> _WORK TO BE COMPLETED_: Pictures do not belong in the copy, so please give every entry below again exactly.

> _RAW RECORDS_:

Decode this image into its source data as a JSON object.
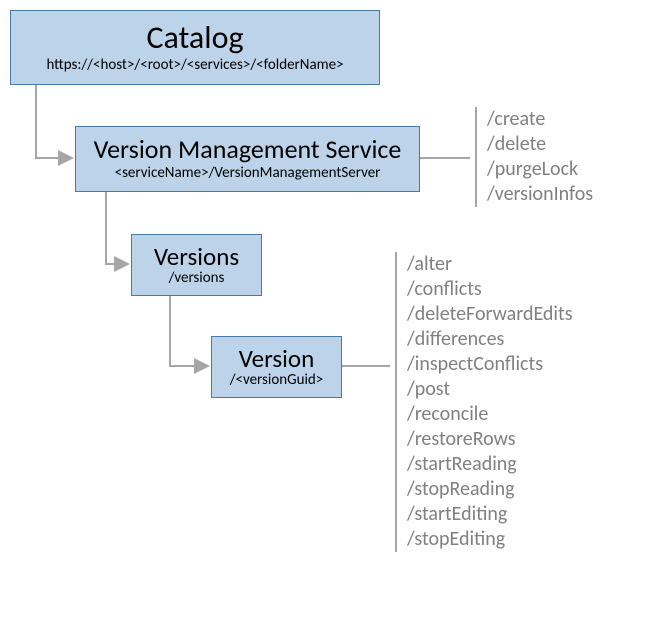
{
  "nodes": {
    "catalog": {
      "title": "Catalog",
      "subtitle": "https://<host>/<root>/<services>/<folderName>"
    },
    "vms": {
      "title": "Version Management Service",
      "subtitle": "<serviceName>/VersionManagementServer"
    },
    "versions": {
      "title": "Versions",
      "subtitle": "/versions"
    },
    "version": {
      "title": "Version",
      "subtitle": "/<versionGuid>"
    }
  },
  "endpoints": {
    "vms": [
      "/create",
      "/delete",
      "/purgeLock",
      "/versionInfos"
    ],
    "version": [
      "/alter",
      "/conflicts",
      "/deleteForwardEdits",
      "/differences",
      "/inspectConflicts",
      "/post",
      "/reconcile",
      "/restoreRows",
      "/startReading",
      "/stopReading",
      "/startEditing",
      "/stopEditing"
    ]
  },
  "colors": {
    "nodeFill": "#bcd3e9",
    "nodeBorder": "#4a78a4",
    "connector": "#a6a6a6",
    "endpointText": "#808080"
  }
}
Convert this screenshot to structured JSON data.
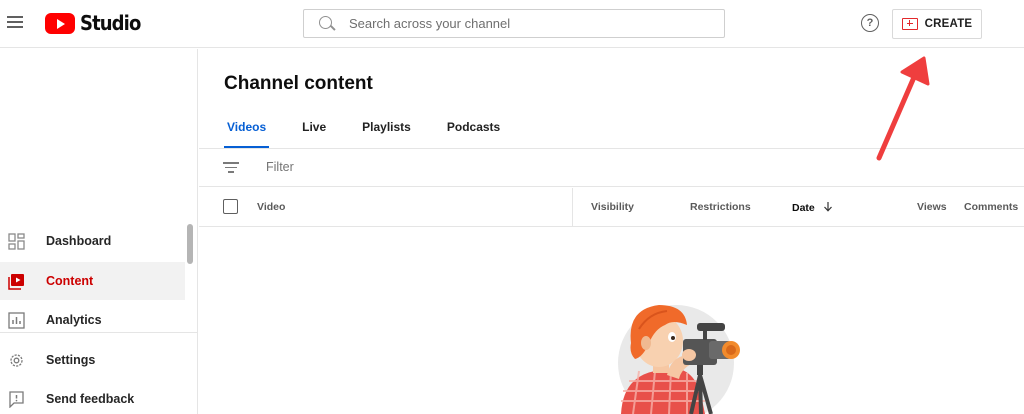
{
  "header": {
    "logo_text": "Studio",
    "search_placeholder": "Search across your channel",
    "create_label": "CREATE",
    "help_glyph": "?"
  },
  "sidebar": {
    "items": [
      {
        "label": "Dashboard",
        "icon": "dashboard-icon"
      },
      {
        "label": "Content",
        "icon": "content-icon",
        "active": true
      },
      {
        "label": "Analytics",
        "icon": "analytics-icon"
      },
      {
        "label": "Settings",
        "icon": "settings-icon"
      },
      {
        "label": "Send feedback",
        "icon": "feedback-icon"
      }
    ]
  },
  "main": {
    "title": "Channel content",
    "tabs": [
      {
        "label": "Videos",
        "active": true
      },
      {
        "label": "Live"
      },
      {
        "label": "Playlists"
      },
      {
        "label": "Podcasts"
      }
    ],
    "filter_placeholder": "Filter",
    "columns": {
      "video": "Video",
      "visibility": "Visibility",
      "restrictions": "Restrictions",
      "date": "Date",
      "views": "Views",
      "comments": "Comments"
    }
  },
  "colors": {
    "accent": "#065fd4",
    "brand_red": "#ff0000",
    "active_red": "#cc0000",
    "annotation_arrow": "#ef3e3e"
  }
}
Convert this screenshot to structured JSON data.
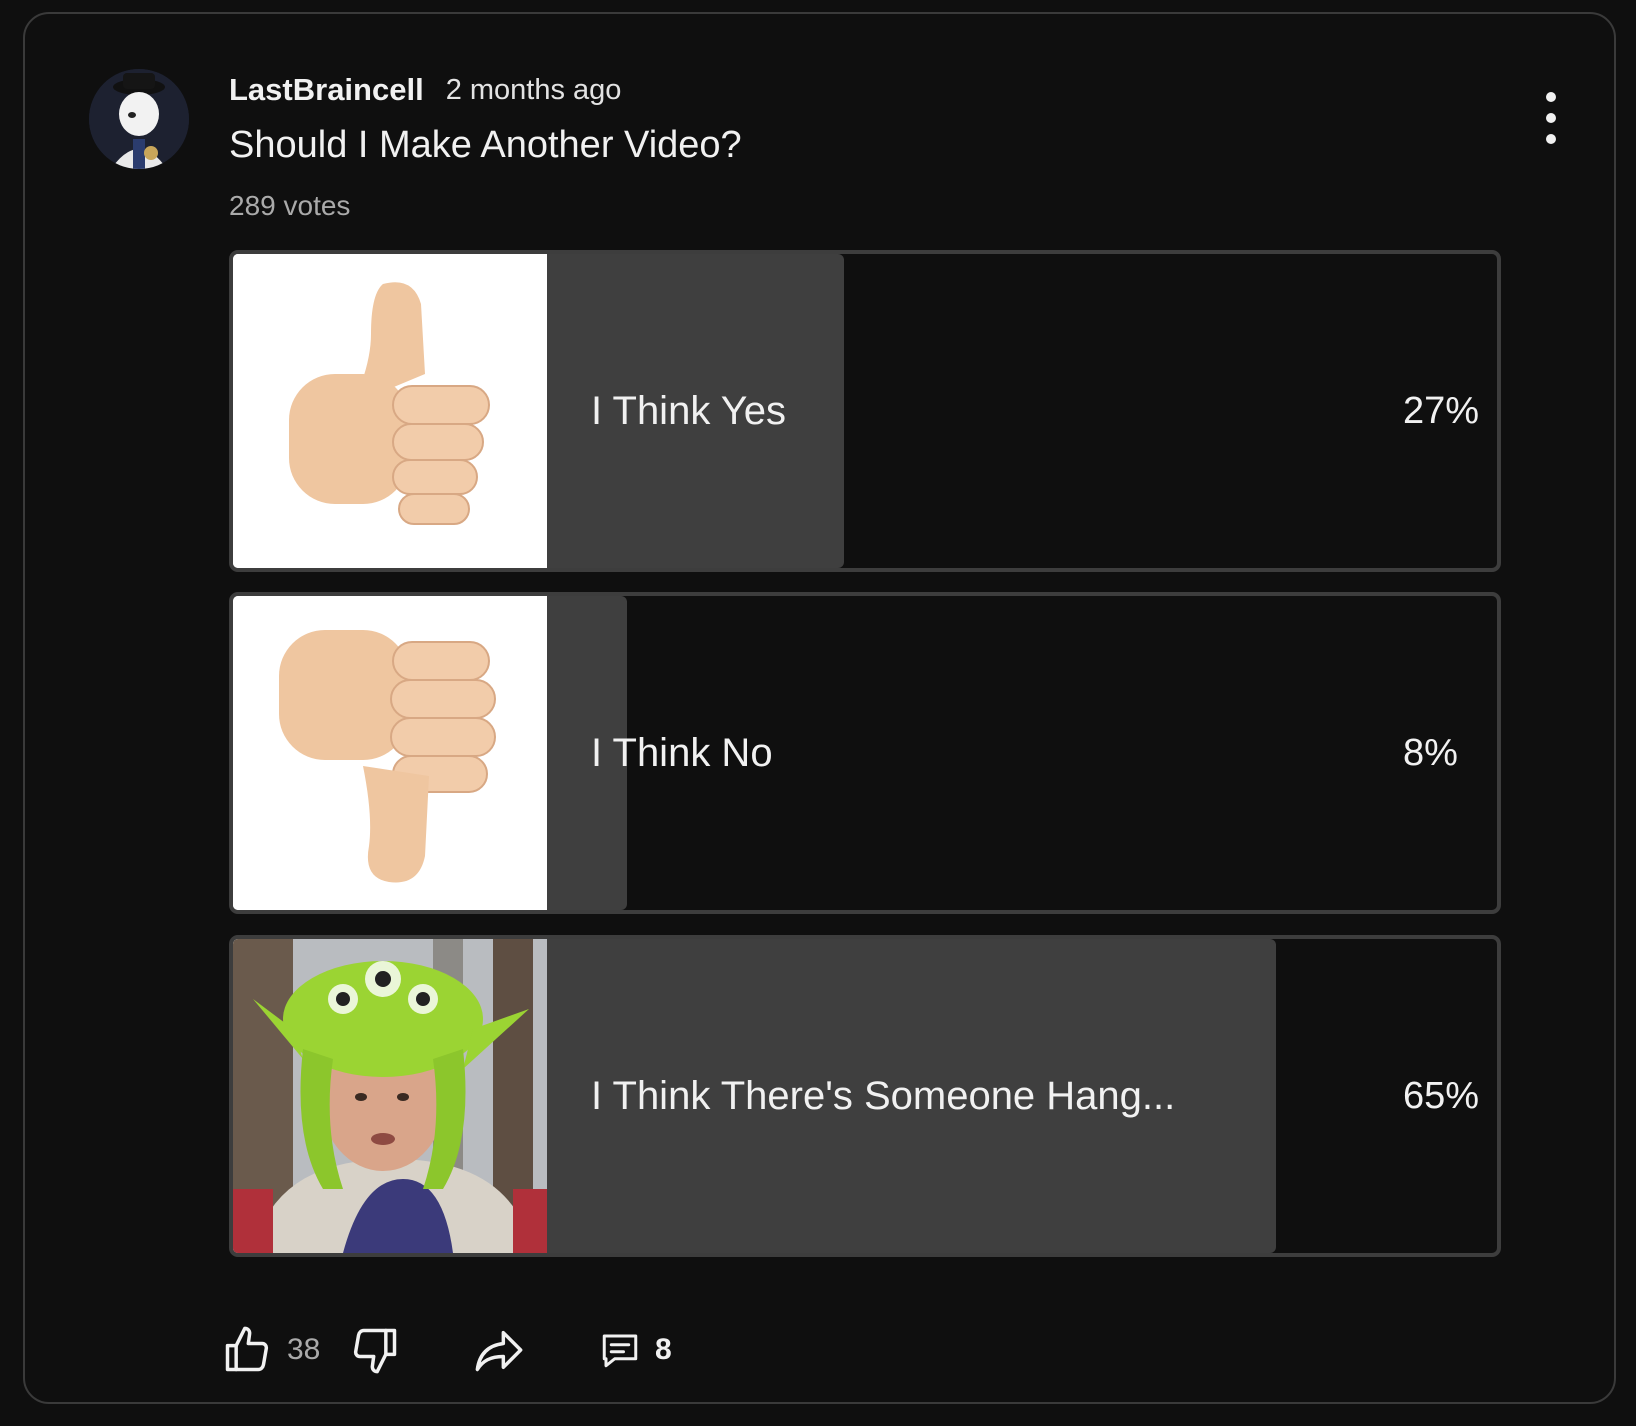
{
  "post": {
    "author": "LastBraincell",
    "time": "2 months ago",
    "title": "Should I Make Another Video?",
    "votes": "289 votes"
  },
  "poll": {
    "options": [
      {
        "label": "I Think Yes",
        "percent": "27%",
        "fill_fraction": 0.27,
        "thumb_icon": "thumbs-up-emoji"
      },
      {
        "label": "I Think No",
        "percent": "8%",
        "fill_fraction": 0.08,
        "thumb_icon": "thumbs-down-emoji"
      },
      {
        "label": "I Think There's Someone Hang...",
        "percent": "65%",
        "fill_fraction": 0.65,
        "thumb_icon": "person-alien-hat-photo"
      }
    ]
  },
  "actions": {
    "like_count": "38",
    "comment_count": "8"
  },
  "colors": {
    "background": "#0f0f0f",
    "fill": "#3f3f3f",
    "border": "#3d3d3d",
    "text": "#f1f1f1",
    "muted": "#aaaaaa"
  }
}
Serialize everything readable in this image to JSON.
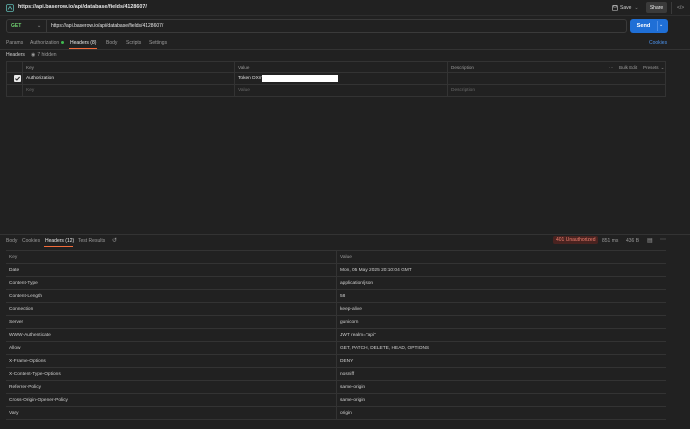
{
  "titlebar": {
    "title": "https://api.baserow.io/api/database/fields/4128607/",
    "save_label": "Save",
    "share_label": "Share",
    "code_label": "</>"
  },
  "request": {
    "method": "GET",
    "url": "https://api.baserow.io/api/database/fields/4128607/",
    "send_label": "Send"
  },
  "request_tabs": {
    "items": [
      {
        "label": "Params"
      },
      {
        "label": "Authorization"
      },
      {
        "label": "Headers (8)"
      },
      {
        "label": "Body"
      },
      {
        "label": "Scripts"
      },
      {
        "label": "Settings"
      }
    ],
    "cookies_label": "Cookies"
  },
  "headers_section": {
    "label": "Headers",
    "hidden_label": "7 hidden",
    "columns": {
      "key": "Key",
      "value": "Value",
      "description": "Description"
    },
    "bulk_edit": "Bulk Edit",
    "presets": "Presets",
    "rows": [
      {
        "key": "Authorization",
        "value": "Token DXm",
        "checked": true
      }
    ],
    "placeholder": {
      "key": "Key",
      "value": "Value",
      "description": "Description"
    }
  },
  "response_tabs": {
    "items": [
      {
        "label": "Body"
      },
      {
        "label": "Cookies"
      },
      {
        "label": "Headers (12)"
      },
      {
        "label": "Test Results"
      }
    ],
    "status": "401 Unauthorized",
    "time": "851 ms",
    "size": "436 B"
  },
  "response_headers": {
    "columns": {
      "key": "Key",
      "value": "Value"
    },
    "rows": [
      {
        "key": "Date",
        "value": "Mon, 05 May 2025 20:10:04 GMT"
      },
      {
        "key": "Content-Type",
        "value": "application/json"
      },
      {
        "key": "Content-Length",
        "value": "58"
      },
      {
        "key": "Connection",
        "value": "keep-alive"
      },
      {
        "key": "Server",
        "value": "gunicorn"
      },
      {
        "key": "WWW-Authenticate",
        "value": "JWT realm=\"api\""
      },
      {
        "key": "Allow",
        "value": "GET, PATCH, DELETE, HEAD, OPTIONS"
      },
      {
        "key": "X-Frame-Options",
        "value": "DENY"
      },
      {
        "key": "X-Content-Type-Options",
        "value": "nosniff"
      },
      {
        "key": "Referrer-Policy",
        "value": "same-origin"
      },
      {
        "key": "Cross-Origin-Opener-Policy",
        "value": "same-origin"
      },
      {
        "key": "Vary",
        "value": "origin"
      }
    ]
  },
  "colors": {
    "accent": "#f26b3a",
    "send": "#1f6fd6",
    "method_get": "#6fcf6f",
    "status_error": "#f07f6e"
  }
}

> _ANSWER IN FULL_:
Decode this image into its source data as a JSON object.
{
  "nodes": {
    "catalog": {
      "title": "Catalog",
      "subtitle": "https://<host>/<root>/<services>/<folderName>"
    },
    "vms": {
      "title": "Version Management Service",
      "subtitle": "<serviceName>/VersionManagementServer"
    },
    "versions": {
      "title": "Versions",
      "subtitle": "/versions"
    },
    "version": {
      "title": "Version",
      "subtitle": "/<versionGuid>"
    }
  },
  "endpoints": {
    "vms": [
      "/create",
      "/delete",
      "/purgeLock",
      "/versionInfos"
    ],
    "version": [
      "/alter",
      "/conflicts",
      "/deleteForwardEdits",
      "/differences",
      "/inspectConflicts",
      "/post",
      "/reconcile",
      "/restoreRows",
      "/startReading",
      "/stopReading",
      "/startEditing",
      "/stopEditing"
    ]
  },
  "colors": {
    "nodeFill": "#bcd3e9",
    "nodeBorder": "#4a78a4",
    "connector": "#a6a6a6",
    "endpointText": "#808080"
  }
}
Convert this screenshot to structured JSON data.
{
  "header": {
    "logo_text": "Studio",
    "search_placeholder": "Search across your channel",
    "create_label": "CREATE",
    "help_glyph": "?"
  },
  "sidebar": {
    "items": [
      {
        "label": "Dashboard",
        "icon": "dashboard-icon"
      },
      {
        "label": "Content",
        "icon": "content-icon",
        "active": true
      },
      {
        "label": "Analytics",
        "icon": "analytics-icon"
      },
      {
        "label": "Settings",
        "icon": "settings-icon"
      },
      {
        "label": "Send feedback",
        "icon": "feedback-icon"
      }
    ]
  },
  "main": {
    "title": "Channel content",
    "tabs": [
      {
        "label": "Videos",
        "active": true
      },
      {
        "label": "Live"
      },
      {
        "label": "Playlists"
      },
      {
        "label": "Podcasts"
      }
    ],
    "filter_placeholder": "Filter",
    "columns": {
      "video": "Video",
      "visibility": "Visibility",
      "restrictions": "Restrictions",
      "date": "Date",
      "views": "Views",
      "comments": "Comments"
    }
  },
  "colors": {
    "accent": "#065fd4",
    "brand_red": "#ff0000",
    "active_red": "#cc0000",
    "annotation_arrow": "#ef3e3e"
  }
}
Convert this screenshot to structured JSON data.
{
  "post": {
    "author": "LastBraincell",
    "time": "2 months ago",
    "title": "Should I Make Another Video?",
    "votes": "289 votes"
  },
  "poll": {
    "options": [
      {
        "label": "I Think Yes",
        "percent": "27%",
        "fill_fraction": 0.27,
        "thumb_icon": "thumbs-up-emoji"
      },
      {
        "label": "I Think No",
        "percent": "8%",
        "fill_fraction": 0.08,
        "thumb_icon": "thumbs-down-emoji"
      },
      {
        "label": "I Think There's Someone Hang...",
        "percent": "65%",
        "fill_fraction": 0.65,
        "thumb_icon": "person-alien-hat-photo"
      }
    ]
  },
  "actions": {
    "like_count": "38",
    "comment_count": "8"
  },
  "colors": {
    "background": "#0f0f0f",
    "fill": "#3f3f3f",
    "border": "#3d3d3d",
    "text": "#f1f1f1",
    "muted": "#aaaaaa"
  }
}
Serialize everything readable in this image to JSON.
{
  "titlebar": {
    "title": "https://api.baserow.io/api/database/fields/4128607/",
    "save_label": "Save",
    "share_label": "Share",
    "code_label": "</>"
  },
  "request": {
    "method": "GET",
    "url": "https://api.baserow.io/api/database/fields/4128607/",
    "send_label": "Send"
  },
  "request_tabs": {
    "items": [
      {
        "label": "Params"
      },
      {
        "label": "Authorization"
      },
      {
        "label": "Headers (8)"
      },
      {
        "label": "Body"
      },
      {
        "label": "Scripts"
      },
      {
        "label": "Settings"
      }
    ],
    "cookies_label": "Cookies"
  },
  "headers_section": {
    "label": "Headers",
    "hidden_label": "7 hidden",
    "columns": {
      "key": "Key",
      "value": "Value",
      "description": "Description"
    },
    "bulk_edit": "Bulk Edit",
    "presets": "Presets",
    "rows": [
      {
        "key": "Authorization",
        "value": "Token DXm",
        "checked": true
      }
    ],
    "placeholder": {
      "key": "Key",
      "value": "Value",
      "description": "Description"
    }
  },
  "response_tabs": {
    "items": [
      {
        "label": "Body"
      },
      {
        "label": "Cookies"
      },
      {
        "label": "Headers (12)"
      },
      {
        "label": "Test Results"
      }
    ],
    "status": "401 Unauthorized",
    "time": "851 ms",
    "size": "436 B"
  },
  "response_headers": {
    "columns": {
      "key": "Key",
      "value": "Value"
    },
    "rows": [
      {
        "key": "Date",
        "value": "Mon, 05 May 2025 20:10:04 GMT"
      },
      {
        "key": "Content-Type",
        "value": "application/json"
      },
      {
        "key": "Content-Length",
        "value": "58"
      },
      {
        "key": "Connection",
        "value": "keep-alive"
      },
      {
        "key": "Server",
        "value": "gunicorn"
      },
      {
        "key": "WWW-Authenticate",
        "value": "JWT realm=\"api\""
      },
      {
        "key": "Allow",
        "value": "GET, PATCH, DELETE, HEAD, OPTIONS"
      },
      {
        "key": "X-Frame-Options",
        "value": "DENY"
      },
      {
        "key": "X-Content-Type-Options",
        "value": "nosniff"
      },
      {
        "key": "Referrer-Policy",
        "value": "same-origin"
      },
      {
        "key": "Cross-Origin-Opener-Policy",
        "value": "same-origin"
      },
      {
        "key": "Vary",
        "value": "origin"
      }
    ]
  },
  "colors": {
    "accent": "#f26b3a",
    "send": "#1f6fd6",
    "method_get": "#6fcf6f",
    "status_error": "#f07f6e"
  }
}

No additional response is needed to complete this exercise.